## DOCUMENT EXCERPT
>>
Open
Description
Describe the bug
While submitting consecutive host tasks to an in-order queue without explicit wait()
, the execution time of each host task explodes as the number of submission increases.
To reproduce
Reproducing code
// test.cpp
#include <sycl/sycl.hpp>
#include <iostream>
#include <thread>
#include <chrono>
int main(int argc, char *argv[]) {
sycl::queue queue(sycl::property::queue::in_order{});
std::cout << "Using device: " << queue.get_device().get_info<sycl::info::device::name>() << "\n";
int repeat = 10000;
if (argc > 1) {
repeat = std::stoi(std::string(argv[1]));
}
int data = 0;
std::cout << "Submitting " << repeat << " host tasks...\n";
auto start_time = std::chrono::high_resolution_clock::now();
for (int i = 0; i < repeat; i++) {
std::this_thread::sleep_for(std::chrono::microseconds(500));
auto e = queue.submit([&](sycl::handler &cgh) {
cgh.host_task([&]() {
// Simulate some work on the host
std::this_thread::sleep_for(std::chrono::milliseconds(1));
data++;
});
});
#ifdef WAIT
e.wait();
#endif
}
queue.wait();
auto end_time = std::chrono::high_resolution_clock::now();
std::cout << "Total execution time: " << std::chrono::duration_cast<std::chrono::milliseconds>(end_time - start_time).count() << " ms\n";
if (data != repeat) {
std::cerr << "Error: data mismatch! Expected " << repeat << ", got " << data << "\n";
return 1;
}
return 0;
}
Compile
Compile the code w/ and w/o explicit wait
for each submission.
clang++ -fsycl test.cpp -o nowait.out
clang++ -fsycl test.cpp -DWAIT -o wait.out
Run
Pass the number of consecutive submission (repeat
) via first argument.
./nowait.out 3000
./wait.out 3000
Results for different repeat
Total time in ms
repeat | 10 | 100 | 1000 | 3000 | 10000 |
---|---|---|---|---|---|
wait.out | 16 | 162 | 1617 | 4853 | 16184 |
nowait.out | 11 | 106 | 1396 | 12996 | 519977 |
Avg time in ms
repeat | 10 | 100 | 1000 | 3000 | 10000 |
---|---|---|---|---|---|
wait.out | 1.6 | 1.62 | 1.617 | 1.618 | 1.6184 |
nowait.out | 1.1 | 1.06 | 1.396 | 4.332 | 51.9977 |
Expected behavior
Even w/o explicit wait()
for each submission (onto an in-order queue), the average execution time of each host task should be around 1ms. The 50x slowdown when repeat==10000
is not expected.
Environment
- OS: Linux
- Target device and vendor: host
- DPC++ version: 7987a43
- Dependencies version: Not relevant
Additional context
No response
<<
Element location listings:
>>
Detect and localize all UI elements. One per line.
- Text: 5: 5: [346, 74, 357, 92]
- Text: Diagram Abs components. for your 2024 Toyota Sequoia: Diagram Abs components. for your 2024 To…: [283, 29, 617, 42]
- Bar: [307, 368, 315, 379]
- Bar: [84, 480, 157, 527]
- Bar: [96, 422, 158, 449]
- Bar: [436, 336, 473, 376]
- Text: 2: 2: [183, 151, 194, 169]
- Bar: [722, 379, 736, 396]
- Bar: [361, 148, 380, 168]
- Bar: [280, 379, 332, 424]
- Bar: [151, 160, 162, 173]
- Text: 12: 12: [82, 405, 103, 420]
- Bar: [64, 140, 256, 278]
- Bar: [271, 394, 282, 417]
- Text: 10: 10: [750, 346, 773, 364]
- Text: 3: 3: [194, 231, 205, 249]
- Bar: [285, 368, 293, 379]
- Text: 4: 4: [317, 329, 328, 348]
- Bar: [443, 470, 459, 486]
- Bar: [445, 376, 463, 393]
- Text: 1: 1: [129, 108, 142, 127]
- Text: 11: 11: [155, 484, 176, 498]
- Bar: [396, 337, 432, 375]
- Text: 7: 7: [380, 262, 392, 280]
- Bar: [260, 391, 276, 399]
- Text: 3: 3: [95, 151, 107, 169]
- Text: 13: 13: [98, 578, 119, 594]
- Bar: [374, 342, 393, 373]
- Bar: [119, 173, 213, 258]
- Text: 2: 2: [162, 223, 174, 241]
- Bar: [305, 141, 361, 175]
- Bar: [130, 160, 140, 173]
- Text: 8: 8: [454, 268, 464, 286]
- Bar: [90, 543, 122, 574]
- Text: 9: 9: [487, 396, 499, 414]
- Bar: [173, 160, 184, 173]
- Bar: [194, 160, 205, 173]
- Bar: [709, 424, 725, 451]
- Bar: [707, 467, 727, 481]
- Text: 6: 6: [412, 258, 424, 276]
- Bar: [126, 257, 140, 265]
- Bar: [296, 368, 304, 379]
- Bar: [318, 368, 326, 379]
<<
## EXERCISES
1 - Reproduce the passage of the bug report starting at "clang++ -fsycl test.cpp -o" and ending at "via first argument.".
2 - Answer these questions using the bug report:
(a) Which DPC++ version is listed under the environment details?
(b) What total execution time in milliseconds does the report give for nowait.out when repeat is 3000?
(c) What value does the reproducing code assign to repeat when no argument is passed?
3 - Decide whether each statement agrees with the bug report. Answer yes or no, and quote the words from the report that settle it.
(a) The target device and vendor are given as host.
(b) The reproducing code creates an out-of-order queue.
(c) Each host task in the code sleeps for 1 millisecond.

## ANSWERS BELOW
1 -
clang++ -fsycl test.cpp -o nowait.out
clang++ -fsycl test.cpp -DWAIT -o wait.out
Run
Pass the number of consecutive submission (repeat
) via first argument.

2 -
(a) 7987a43
(b) 12996 ms
(c) 10000

3 -
(a) Yes: "Target device and vendor: host"
(b) No: "sycl::queue queue(sycl::property::queue::in_order{});"
(c) Yes: "std::this_thread::sleep_for(std::chrono::milliseconds(1));"